Exercise requirements:
**1)** Answer these questions using the utilities documentation:
(a) What value is cfg.dynamics_model.model.in_size given when it is not provided?
(b) Which function is used to instantiate the model?
(c) From which path does the model attempt to load its weights when model_dir is provided?
**2)** List every configuration key that the utilities documentation places under cfg.algorithm.
**3)** Continue the utilities documentation after its final sentence, keeping its style.

Provided passage:
--- --- ---

General utilities package¶

mbrl.util.common.create_one_dim_tr_model(cfg: omegaconf.dictconfig.DictConfig, obs_shape: Tuple[int, …], act_shape: Tuple[int, …], model_dir: Optional[Union[str, pathlib.Path]] = None)¶

Creates a 1-D transition reward model from a given configuration.

This method creates a new model from the given configuration and wraps it into a mbrl.models.OneDTransitionRewardModel (see its documentation for explanation of some of the config args under cfg.algorithm). The configuration should be structured as follows:

-cfg
  -dynamics_model
    -model
      -_target_ (str): model Python class
      -in_size (int, optional): input size
      -out_size (int, optional): output size
      -model_arg_1
       ...
      -model_arg_n
  -algorithm
    -learned_rewards (bool): whether rewards should be learned or not
    -target_is_delta (bool): to be passed to the dynamics model wrapper
    -normalize (bool): to be passed to the dynamics model wrapper
  -overrides
    -no_delta_list (list[int], optional): to be passed to the dynamics model wrapper
    -obs_process_fn (str, optional): a Python function to pre-process observations
    -num_elites (int, optional): number of elite members for ensembles

If cfg.dynamics_model.model.in_size is not provided, it will be automatically set to obs_shape[0] + act_shape[0]. If cfg.dynamics_model.model.out_size is not provided, it will be automatically set to obs_shape[0] + int(cfg.algorithm.learned_rewards).

The model will be instantiated using hydra.utils.instantiate() function.

Parameters

cfg (omegaconf.DictConfig) – the configuration to read.
obs_shape (tuple of ints) – the shape of the observations (only used if the model input or output sizes are not provided in the configuration).
act_shape (tuple of ints) – the shape of the actions (only used if the model input is not provided in the configuration).
model_dir (str or pathlib.Path) – If provided, the model will attempt to load its weights and normalization information from “model_dir / model.pth” and “model_dir / env_stats.pickle”, respectively.

Returns

the model created.

Return type

(mbrl.models.OneDTransitionRewardModel)

mbrl.util.common.create_replay_buffer(cfg: omegaconf.dictconfig.DictConfig, obs_shape: Sequence[int], act_shape: Sequence[int], obs_type: Type = <class 'numpy.float32'>, action_type: Type = <class 'numpy.float32'>, reward_type: Type = <class 'numpy.float32'>, load_dir: Optional[Union[str, pathlib.Path]] = None, collect_trajectories: bool = False, rng: Optional[numpy.random._generator.Generator] = None) → mbrl.util.replay_buffer.ReplayBuffer ¶

Creates a replay buffer from a given configuration.

--- --- ---

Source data

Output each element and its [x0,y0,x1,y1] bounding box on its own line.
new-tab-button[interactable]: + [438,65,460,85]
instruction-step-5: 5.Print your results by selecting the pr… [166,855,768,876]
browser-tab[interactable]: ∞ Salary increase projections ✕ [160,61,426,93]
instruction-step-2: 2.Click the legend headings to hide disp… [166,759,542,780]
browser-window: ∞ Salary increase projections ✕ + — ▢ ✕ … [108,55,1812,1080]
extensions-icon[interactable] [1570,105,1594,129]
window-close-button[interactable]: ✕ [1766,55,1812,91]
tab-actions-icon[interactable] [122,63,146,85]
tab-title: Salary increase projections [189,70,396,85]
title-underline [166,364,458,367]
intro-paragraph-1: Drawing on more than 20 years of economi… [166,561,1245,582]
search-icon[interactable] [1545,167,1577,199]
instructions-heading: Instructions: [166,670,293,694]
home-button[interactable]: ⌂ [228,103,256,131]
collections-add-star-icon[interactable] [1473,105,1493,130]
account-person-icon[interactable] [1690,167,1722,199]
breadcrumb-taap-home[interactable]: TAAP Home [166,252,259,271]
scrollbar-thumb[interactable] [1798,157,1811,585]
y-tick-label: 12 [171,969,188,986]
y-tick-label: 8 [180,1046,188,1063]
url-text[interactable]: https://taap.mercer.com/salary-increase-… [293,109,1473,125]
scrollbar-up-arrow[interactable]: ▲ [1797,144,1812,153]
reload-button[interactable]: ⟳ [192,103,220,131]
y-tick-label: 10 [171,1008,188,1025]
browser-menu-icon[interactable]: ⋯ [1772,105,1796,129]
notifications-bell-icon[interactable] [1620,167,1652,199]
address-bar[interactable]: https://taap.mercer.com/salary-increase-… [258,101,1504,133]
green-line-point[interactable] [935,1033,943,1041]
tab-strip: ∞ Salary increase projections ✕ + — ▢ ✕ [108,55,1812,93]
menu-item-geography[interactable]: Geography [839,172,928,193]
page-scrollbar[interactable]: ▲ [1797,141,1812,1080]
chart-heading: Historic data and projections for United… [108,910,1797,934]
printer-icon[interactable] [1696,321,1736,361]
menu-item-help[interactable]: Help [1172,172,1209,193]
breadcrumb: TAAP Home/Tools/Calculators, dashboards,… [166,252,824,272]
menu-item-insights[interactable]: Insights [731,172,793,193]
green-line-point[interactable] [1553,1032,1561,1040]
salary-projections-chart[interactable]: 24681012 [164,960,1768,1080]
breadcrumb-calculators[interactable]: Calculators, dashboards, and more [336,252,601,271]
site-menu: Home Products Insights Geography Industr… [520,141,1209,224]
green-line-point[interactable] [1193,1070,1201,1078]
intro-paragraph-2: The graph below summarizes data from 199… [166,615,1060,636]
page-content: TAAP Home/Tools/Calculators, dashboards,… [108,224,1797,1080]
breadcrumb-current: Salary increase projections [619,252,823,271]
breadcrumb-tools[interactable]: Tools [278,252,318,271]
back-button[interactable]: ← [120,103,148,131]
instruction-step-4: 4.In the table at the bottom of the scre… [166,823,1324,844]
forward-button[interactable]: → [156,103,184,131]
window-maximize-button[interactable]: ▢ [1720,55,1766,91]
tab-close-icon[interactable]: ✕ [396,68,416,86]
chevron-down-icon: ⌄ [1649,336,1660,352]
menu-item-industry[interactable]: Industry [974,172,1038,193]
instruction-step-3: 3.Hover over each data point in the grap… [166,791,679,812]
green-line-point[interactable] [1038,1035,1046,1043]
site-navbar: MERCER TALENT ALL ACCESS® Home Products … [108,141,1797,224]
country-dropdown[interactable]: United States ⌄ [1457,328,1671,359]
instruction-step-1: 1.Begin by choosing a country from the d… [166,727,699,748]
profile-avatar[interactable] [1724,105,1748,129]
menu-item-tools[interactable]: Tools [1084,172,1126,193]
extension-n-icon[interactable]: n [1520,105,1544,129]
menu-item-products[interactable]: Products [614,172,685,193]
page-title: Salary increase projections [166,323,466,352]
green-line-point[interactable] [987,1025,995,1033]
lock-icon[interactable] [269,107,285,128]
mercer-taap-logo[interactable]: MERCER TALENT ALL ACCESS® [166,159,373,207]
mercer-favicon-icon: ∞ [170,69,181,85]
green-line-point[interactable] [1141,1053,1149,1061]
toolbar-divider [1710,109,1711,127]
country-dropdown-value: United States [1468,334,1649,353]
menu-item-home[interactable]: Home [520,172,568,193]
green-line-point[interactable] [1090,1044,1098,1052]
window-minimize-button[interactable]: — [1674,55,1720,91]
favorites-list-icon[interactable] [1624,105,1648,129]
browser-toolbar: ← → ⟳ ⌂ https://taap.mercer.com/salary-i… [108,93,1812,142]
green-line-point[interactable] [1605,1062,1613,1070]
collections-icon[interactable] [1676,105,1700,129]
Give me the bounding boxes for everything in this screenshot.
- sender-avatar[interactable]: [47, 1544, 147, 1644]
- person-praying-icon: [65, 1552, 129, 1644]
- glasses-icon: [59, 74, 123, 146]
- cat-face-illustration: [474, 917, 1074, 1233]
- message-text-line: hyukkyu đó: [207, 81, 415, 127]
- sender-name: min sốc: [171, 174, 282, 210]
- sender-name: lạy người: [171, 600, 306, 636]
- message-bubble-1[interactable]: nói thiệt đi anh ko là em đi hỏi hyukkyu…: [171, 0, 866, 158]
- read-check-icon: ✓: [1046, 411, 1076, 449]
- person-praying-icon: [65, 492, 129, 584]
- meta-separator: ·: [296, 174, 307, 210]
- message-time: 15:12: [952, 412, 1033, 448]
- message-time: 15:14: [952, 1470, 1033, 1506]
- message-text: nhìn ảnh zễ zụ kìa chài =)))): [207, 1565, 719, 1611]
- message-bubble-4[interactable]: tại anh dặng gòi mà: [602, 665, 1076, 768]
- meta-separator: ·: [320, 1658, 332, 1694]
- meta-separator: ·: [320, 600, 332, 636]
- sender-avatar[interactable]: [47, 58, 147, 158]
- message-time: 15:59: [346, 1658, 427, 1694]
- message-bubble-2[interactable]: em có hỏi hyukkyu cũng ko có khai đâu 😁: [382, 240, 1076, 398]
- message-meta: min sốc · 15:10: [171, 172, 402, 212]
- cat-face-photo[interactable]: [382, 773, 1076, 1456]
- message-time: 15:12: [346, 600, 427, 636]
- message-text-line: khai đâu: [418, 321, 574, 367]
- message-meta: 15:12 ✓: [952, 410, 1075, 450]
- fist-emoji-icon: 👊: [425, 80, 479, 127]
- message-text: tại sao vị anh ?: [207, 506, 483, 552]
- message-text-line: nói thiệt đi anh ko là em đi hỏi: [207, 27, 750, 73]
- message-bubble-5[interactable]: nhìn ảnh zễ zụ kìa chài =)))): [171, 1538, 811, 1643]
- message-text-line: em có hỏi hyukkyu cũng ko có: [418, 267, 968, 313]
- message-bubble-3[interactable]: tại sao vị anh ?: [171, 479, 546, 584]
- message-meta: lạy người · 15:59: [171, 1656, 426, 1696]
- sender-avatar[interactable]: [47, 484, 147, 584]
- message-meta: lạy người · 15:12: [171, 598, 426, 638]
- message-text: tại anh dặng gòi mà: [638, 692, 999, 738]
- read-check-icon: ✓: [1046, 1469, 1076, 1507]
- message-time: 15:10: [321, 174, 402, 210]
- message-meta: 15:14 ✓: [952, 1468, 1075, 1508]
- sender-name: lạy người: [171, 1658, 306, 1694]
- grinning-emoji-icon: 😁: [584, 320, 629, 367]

--- --- ---

The results:
**1)**
(a) obs_shape[0] + act_shape[0]
(b) hydra.utils.instantiate()
(c) "model_dir / model.pth"

**2)** learned_rewards, target_is_delta, normalize

**3)**
The configuration should be structured as follows:

-cfg
  -algorithm
    -dataset_size (int, optional): the maximum size of the train dataset/buffer
  -overrides
    -num_steps (int, optional): how many steps to take in the environment
    -trial_length (int, optional): the maximum length for trials. Only needed if
        ``collect_trajectories == True``.

The size of the replay buffer can be determined by either providing cfg.algorithm.dataset_size, or providing cfg.overrides.num_steps. Specifying dataset set size directly takes precedence over number of steps.

Parameters

cfg (omegaconf.DictConfig) – the configuration to use.
obs_shape (Sequence of ints) – the shape of observation arrays.
act_shape (Sequence of ints) – the shape of action arrays.
obs_type (type) – the data type of the observations (defaults to np.float32).
action_type (type) – the data type of the actions (defaults to np.float32).
reward_type (type) – the data type of the rewards (defaults to np.float32).
load_dir (optional str or pathlib.Path) – if provided, the function will attempt to populate the buffers from “load_dir/replay_buffer.npz”.
collect_trajectories (bool, optional) – if True sets the replay buffers to collect trajectory information. Defaults to False.
rng (np.random.Generator, optional) – a random number generator when sampling batches. If None (default value), a new default generator will be used.

Returns

the replay buffer.

Return type

(mbrl.replay_buffer.ReplayBuffer)

mbrl.util.common.get_basic_buffer_iterators(replay_buffer: mbrl.util.replay_buffer.ReplayBuffer, batch_size: int, val_ratio: float, ensemble_size: int = 1, shuffle_each_epoch: bool = True, bootstrap_permutes: bool = False) → Tuple[mbrl.util.replay_buffer.TransitionIterator, Optional[mbrl.util.replay_buffer.TransitionIterator]]¶

Returns training/validation iterators for the data in the replay buffer.

Parameters

replay_buffer (mbrl.util.ReplayBuffer) – the replay buffer from which data will be sampled.
batch_size (int) – the batch size for the iterators.
val_ratio (float) – the proportion of data to use for validation. If 0., the validation buffer will be set to None.
ensemble_size (int) – the size of the ensemble being trained.
shuffle_each_epoch (bool) – if True, the iterator will shuffle the order each time a loop starts. Otherwise the iteration order will be the same. Defaults to True.
bootstrap_permutes (bool) – if True, the bootstrap iterator will create the bootstrap data using permutations of the original data. Otherwise it will use sampling with replacement. Defaults to False.

Returns

the training and validation iterators, respectively.

Return type

(tuple of mbrl.replay_buffer.TransitionIterator)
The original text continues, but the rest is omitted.